[Exercise instructions]:
Copy out each line of the data holding "Divida".

[Supplied data]:
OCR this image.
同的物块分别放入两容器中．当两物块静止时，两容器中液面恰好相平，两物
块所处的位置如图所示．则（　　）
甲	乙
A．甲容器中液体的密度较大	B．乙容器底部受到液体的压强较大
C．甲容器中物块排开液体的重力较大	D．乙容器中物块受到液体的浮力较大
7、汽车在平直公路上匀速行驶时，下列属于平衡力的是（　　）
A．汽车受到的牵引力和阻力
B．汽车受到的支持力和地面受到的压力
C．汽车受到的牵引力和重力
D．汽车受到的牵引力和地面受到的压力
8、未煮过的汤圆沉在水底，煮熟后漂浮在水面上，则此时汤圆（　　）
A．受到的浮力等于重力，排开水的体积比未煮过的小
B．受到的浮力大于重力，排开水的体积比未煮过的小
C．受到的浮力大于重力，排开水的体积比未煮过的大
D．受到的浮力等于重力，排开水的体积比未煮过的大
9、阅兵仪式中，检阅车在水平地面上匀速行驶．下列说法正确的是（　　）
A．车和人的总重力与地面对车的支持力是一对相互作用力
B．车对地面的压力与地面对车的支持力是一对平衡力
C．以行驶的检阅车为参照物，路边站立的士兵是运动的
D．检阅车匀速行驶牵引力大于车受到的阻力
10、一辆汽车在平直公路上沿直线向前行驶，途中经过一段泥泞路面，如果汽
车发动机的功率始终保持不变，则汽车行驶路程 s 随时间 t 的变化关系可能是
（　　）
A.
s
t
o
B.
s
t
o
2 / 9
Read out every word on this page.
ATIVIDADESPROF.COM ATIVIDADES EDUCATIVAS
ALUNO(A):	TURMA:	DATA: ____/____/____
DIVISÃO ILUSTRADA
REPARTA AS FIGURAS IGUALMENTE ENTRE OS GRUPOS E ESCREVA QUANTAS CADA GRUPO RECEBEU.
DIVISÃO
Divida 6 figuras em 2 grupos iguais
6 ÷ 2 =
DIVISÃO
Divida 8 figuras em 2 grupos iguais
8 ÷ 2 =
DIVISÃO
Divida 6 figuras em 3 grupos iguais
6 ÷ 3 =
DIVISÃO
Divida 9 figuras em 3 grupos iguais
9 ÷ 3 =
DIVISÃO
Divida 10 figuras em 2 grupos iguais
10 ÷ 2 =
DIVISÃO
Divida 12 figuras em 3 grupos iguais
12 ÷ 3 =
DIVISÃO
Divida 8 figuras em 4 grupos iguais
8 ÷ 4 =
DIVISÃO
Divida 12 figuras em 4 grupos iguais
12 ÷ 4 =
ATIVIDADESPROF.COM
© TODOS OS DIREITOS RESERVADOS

[Output for this exercise]:
Divida 6 figuras em 2 grupos iguais
Divida 8 figuras em 2 grupos iguais
Divida 6 figuras em 3 grupos iguais
Divida 9 figuras em 3 grupos iguais
Divida 10 figuras em 2 grupos iguais
Divida 12 figuras em 3 grupos iguais
Divida 8 figuras em 4 grupos iguais
Divida 12 figuras em 4 grupos iguais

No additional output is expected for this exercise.